■ **WRITTEN REQUEST**: Rewrite the records below from the line containing "legend-label-not-at-all: Not at" through the line containing "summary-header-no: No: — [932, 95, 953, 110]", changing "summary" to "overview" and keeping everything else the same. Return only those lines.
## Begin
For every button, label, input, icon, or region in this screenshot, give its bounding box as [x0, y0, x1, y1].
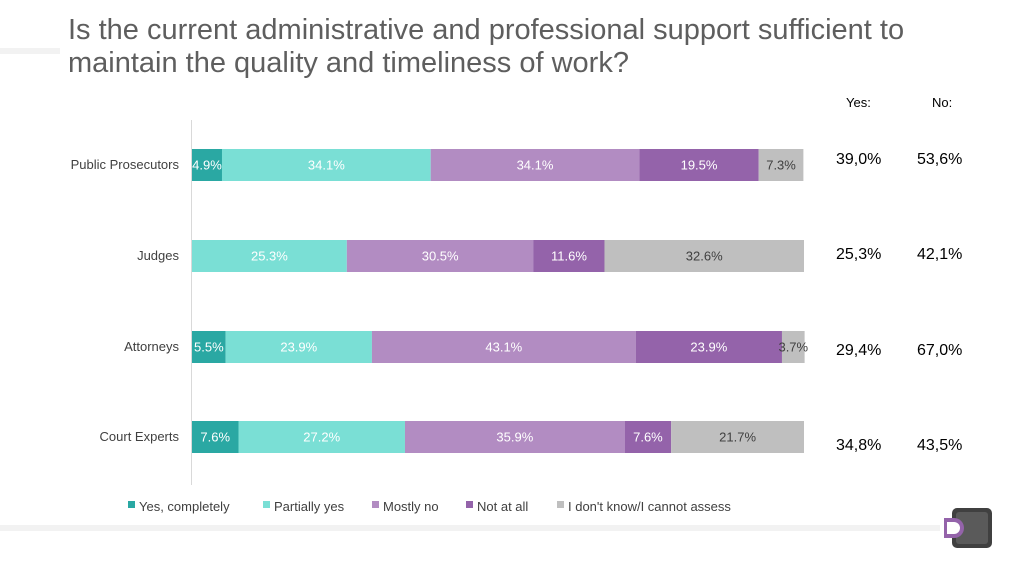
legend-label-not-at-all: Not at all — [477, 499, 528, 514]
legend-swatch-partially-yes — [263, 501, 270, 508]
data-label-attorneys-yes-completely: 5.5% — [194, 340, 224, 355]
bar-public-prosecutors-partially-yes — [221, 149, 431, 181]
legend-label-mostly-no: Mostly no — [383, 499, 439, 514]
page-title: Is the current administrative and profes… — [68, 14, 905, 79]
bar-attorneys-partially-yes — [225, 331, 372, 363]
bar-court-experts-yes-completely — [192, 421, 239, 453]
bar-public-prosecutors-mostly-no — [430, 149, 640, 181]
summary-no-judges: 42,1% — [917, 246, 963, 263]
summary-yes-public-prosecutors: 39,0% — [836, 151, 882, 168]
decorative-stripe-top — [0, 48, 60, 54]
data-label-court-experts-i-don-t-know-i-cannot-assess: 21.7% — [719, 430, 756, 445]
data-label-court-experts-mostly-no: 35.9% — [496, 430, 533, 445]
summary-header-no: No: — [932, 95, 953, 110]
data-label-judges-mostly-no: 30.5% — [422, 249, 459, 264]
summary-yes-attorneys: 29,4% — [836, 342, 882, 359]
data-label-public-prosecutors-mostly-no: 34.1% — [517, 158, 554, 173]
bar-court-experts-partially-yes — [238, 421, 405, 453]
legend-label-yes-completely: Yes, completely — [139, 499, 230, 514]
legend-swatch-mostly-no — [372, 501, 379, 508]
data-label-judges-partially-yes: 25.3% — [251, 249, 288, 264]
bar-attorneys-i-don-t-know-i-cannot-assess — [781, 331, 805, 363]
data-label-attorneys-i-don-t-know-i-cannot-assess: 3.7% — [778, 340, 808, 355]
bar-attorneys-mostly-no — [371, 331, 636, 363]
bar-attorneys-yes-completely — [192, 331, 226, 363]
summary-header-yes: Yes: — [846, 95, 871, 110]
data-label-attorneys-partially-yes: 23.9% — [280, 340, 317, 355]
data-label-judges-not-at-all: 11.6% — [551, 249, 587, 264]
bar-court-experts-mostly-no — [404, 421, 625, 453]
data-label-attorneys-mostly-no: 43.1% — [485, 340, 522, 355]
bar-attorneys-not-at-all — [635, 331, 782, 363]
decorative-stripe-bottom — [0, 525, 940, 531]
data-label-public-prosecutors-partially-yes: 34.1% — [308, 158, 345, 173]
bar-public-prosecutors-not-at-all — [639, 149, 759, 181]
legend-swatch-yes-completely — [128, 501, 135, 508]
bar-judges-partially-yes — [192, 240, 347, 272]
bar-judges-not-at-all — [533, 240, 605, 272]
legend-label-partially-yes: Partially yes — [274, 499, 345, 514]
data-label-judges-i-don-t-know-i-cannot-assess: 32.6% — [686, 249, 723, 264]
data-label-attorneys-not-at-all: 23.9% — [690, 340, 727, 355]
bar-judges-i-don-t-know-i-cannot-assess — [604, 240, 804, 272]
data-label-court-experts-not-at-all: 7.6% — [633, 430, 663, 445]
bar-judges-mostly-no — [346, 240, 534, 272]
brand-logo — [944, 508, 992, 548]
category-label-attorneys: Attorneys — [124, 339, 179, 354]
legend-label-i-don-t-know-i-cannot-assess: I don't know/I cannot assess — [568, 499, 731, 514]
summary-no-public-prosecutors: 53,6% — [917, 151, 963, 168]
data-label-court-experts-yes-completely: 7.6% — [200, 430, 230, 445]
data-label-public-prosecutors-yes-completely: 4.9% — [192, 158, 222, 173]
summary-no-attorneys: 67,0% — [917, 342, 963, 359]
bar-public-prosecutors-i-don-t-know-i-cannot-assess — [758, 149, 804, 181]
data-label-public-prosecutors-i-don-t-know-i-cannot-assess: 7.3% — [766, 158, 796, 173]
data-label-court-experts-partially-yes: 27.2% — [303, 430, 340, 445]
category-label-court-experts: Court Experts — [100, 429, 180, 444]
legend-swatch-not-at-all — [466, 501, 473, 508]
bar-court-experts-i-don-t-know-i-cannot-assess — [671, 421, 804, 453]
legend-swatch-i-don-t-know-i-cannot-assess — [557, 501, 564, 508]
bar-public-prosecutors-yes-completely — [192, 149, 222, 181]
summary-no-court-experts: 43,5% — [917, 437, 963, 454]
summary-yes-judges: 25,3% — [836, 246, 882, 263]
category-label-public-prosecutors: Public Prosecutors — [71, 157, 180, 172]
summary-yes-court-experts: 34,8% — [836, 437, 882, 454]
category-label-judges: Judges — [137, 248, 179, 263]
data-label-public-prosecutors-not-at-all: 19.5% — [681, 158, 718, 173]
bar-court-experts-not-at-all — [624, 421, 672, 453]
## End
■ **TASK SOLUTION**:
legend-label-not-at-all: Not at all — [477, 499, 528, 514]
legend-swatch-partially-yes — [263, 501, 270, 508]
data-label-attorneys-yes-completely: 5.5% — [194, 340, 224, 355]
bar-public-prosecutors-partially-yes — [221, 149, 431, 181]
legend-label-mostly-no: Mostly no — [383, 499, 439, 514]
page-title: Is the current administrative and profes… — [68, 14, 905, 79]
bar-attorneys-partially-yes — [225, 331, 372, 363]
bar-court-experts-yes-completely — [192, 421, 239, 453]
bar-public-prosecutors-mostly-no — [430, 149, 640, 181]
overview-no-judges: 42,1% — [917, 246, 963, 263]
overview-yes-public-prosecutors: 39,0% — [836, 151, 882, 168]
decorative-stripe-top — [0, 48, 60, 54]
data-label-court-experts-i-don-t-know-i-cannot-assess: 21.7% — [719, 430, 756, 445]
data-label-court-experts-mostly-no: 35.9% — [496, 430, 533, 445]
overview-header-no: No: — [932, 95, 953, 110]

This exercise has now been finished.